__Items__.
----------

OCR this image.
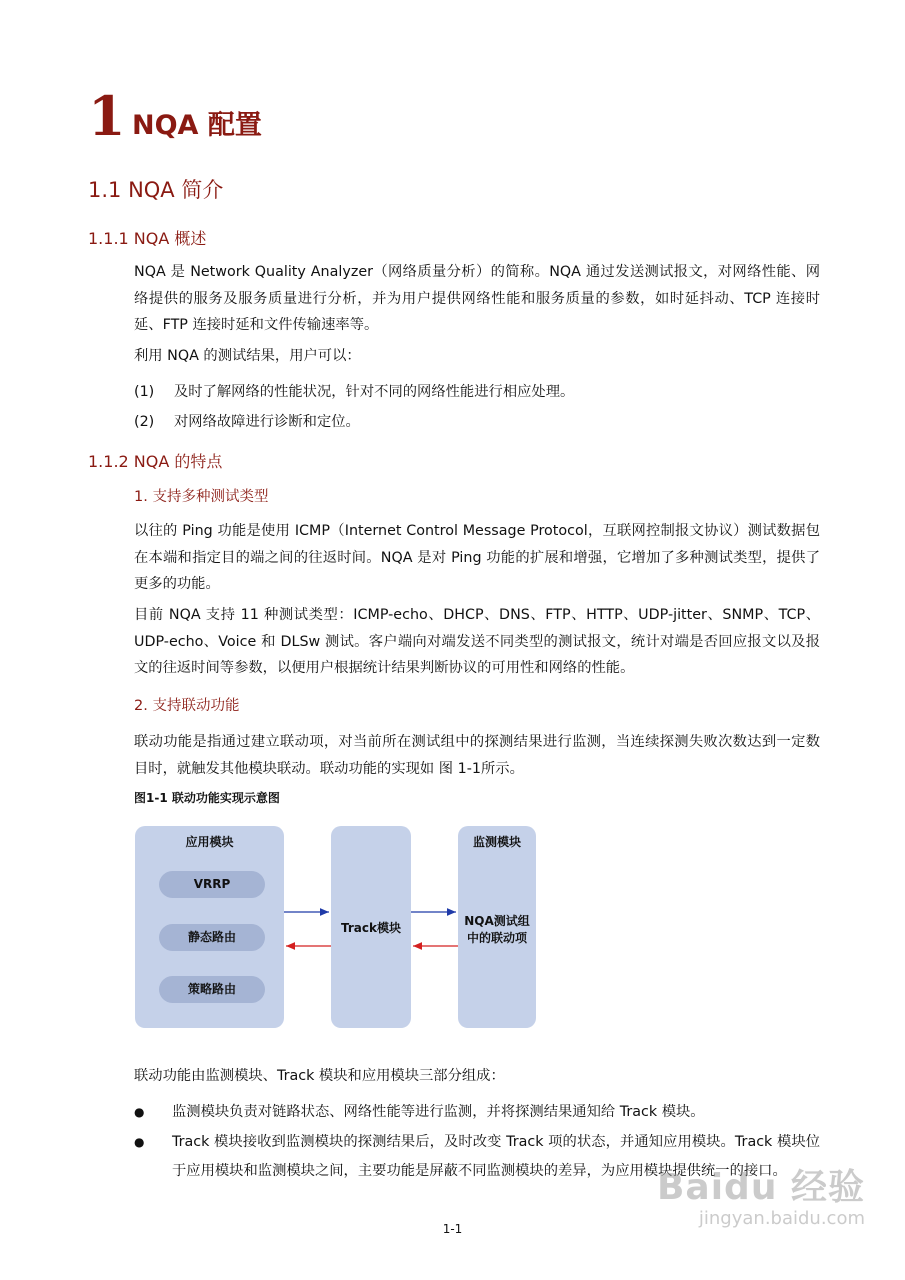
1 NQA 配置
1.1 NQA 简介
1.1.1 NQA 概述
NQA 是 Network Quality Analyzer（网络质量分析）的简称。NQA 通过发送测试报文，对网络性能、网络提供的服务及服务质量进行分析，并为用户提供网络性能和服务质量的参数，如时延抖动、TCP 连接时延、FTP 连接时延和文件传输速率等。
利用 NQA 的测试结果，用户可以：
(1) 及时了解网络的性能状况，针对不同的网络性能进行相应处理。
(2) 对网络故障进行诊断和定位。
1.1.2 NQA 的特点
1. 支持多种测试类型
以往的 Ping 功能是使用 ICMP（Internet Control Message Protocol，互联网控制报文协议）测试数据包在本端和指定目的端之间的往返时间。NQA 是对 Ping 功能的扩展和增强，它增加了多种测试类型，提供了更多的功能。
目前 NQA 支持 11 种测试类型：ICMP-echo、DHCP、DNS、FTP、HTTP、UDP-jitter、SNMP、TCP、UDP-echo、Voice 和 DLSw 测试。客户端向对端发送不同类型的测试报文，统计对端是否回应报文以及报文的往返时间等参数，以便用户根据统计结果判断协议的可用性和网络的性能。
2. 支持联动功能
联动功能是指通过建立联动项，对当前所在测试组中的探测结果进行监测，当连续探测失败次数达到一定数目时，就触发其他模块联动。联动功能的实现如 图 1-1所示。
图1-1 联动功能实现示意图
应用模块
VRRP
静态路由
策略路由
Track模块
监测模块
NQA测试组
中的联动项
联动功能由监测模块、Track 模块和应用模块三部分组成：
● 监测模块负责对链路状态、网络性能等进行监测，并将探测结果通知给 Track 模块。
● Track 模块接收到监测模块的探测结果后，及时改变 Track 项的状态，并通知应用模块。Track 模块位于应用模块和监测模块之间，主要功能是屏蔽不同监测模块的差异，为应用模块提供统一的接口。
1-1
Baidu 经验
jingyan.baidu.com
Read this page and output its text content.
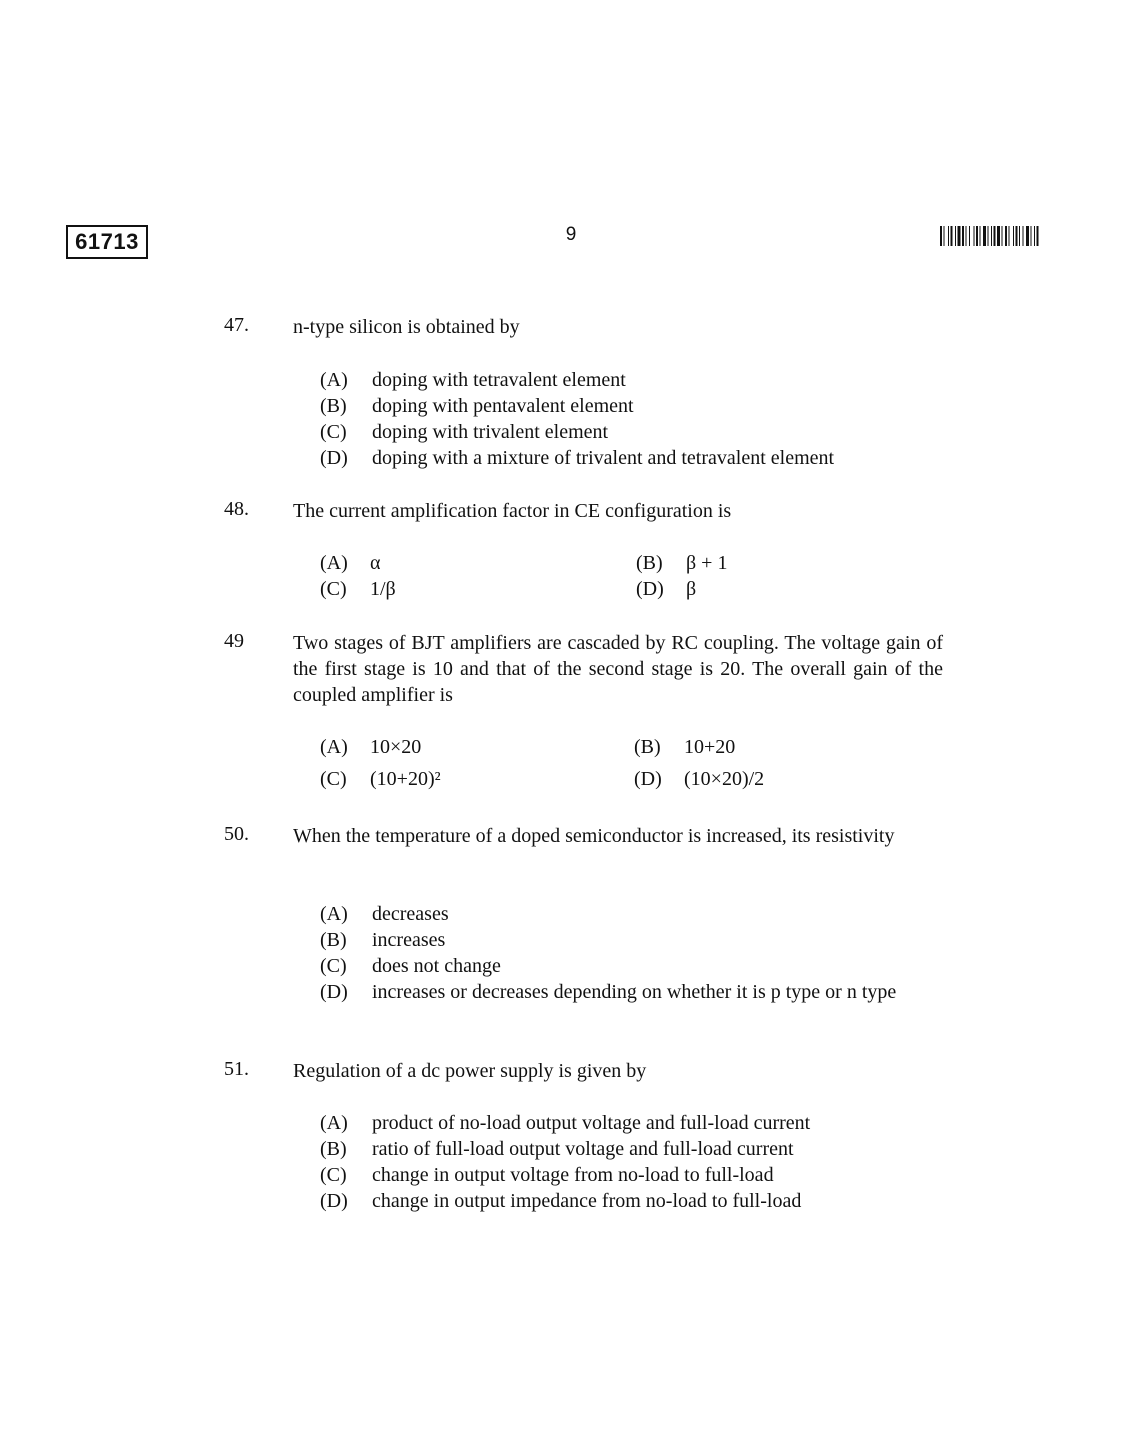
61713	9
47.	n-type silicon is obtained by
(A)	doping with tetravalent element
(B)	doping with pentavalent element
(C)	doping with trivalent element
(D)	doping with a mixture of trivalent and tetravalent element
48.	The current amplification factor in CE configuration is
(A) α	(B) β + 1
(C) 1/β	(D) β
49	Two stages of BJT amplifiers are cascaded by RC coupling. The voltage gain of the first stage is 10 and that of the second stage is 20. The overall gain of the coupled amplifier is
(A) 10×20	(B) 10+20
(C) (10+20)²	(D) (10×20)/2
50.	When the temperature of a doped semiconductor is increased, its resistivity
(A)	decreases
(B)	increases
(C)	does not change
(D)	increases or decreases depending on whether it is p type or n type
51.	Regulation of a dc power supply is given by
(A)	product of no-load output voltage and full-load current
(B)	ratio of full-load output voltage and full-load current
(C)	change in output voltage from no-load to full-load
(D)	change in output impedance from no-load to full-load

----------

__What is required__.
Copy each line in the data that holds the word "type".

__Task response__.
47.	n-type silicon is obtained by
(D)	increases or decreases depending on whether it is p type or n type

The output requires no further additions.